_YOUR OBJECTIVE_. Transcribe the forum thread below, starting at "DD1's birthday is" and continuing up to and including "office over lunch.".

**** DOCUMENT SECTION ****

Rindercella · 14/12/2012 13:26

Definitely hand the invitations out (ask teacher or TA to assist). I promise you, handing out the invitations today or early next week will not seem odd at all. Most people will be in awe at your great organisation skills! Grin

DD1's birthday is the end of August. Her school breaks up at the beginning of July, but I hand out the invitations before the end of term, so that people know.

TangoPurple · 14/12/2012 15:23

I don't believe this! Sad

I handed dd's teacher the invitations at hometime, and she said she'd give them out Monday.

Got home and dd brings out a handful of Christmas cards from her bag. Mixed in with them is an invitation for the little boy's birthday! She said her teacher had given them out after lunchtime, so I think the other mum must have handed them into the main office over lunch.

Wee post-it-note inside it saying: "Hi, wasn't sure what time you said but think you said late afternoon, so i've made X's earlier. Hope you can come!
xxx"

I've sent a text to the RSVP mobile, just saying, sorry but dd's party is actually 1-3pm :(

I very much doubt she'll change her time, espeicially if she's went and booked something this afternoon, but i'm hoping she might suggest something.

I'm not too worried about the money i'll lose out on, more focussed on letting dd down. I might consider asking five or six friends round for tea on the Monday and have a little do in the house instead. Not quite what i'd hoped for though. What a mess. I'm going to have to ask the teacher for my invitations back first thing on Monday morning, before she has chance to give them out.

OP posts:
LoopsInHoops · 14/12/2012 15:26

Oh no :(

LoopsInHoops · 14/12/2012 15:27

Can you change the time of yours? I know it's a pain, but worth a try?

Sounds like the other mum had similar thoughts to yours, but very mean of her. :(

Greensleeves · 14/12/2012 15:32

Couldn't you rearrange yours? Have it on the Sunday, or the following weekend?

This happened to us twice with ds1. The first time the other mum was lovely and we just worked it out so it didn't clash, ds1 went to hers and vice versa - great.

The second time the other mum was a meat puppet less cooperative (and loathed ds1 because she thought ASD was catching) and it all went very badly, both children upset.

**** DATASET RECORDS ****

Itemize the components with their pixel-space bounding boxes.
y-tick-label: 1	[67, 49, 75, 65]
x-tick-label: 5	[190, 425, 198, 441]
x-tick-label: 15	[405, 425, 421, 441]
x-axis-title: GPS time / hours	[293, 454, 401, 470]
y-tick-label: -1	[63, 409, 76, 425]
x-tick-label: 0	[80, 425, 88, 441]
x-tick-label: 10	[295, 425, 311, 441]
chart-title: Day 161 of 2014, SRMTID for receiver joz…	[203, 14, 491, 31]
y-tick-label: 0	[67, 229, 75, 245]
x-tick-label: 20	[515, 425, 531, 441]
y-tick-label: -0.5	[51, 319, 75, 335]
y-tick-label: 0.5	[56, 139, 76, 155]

****

_FINISHED TASK_.
DD1's birthday is the end of August. Her school breaks up at the beginning of July, but I hand out the invitations before the end of term, so that people know.

TangoPurple · 14/12/2012 15:23

I don't believe this! Sad

I handed dd's teacher the invitations at hometime, and she said she'd give them out Monday.

Got home and dd brings out a handful of Christmas cards from her bag. Mixed in with them is an invitation for the little boy's birthday! She said her teacher had given them out after lunchtime, so I think the other mum must have handed them into the main office over lunch.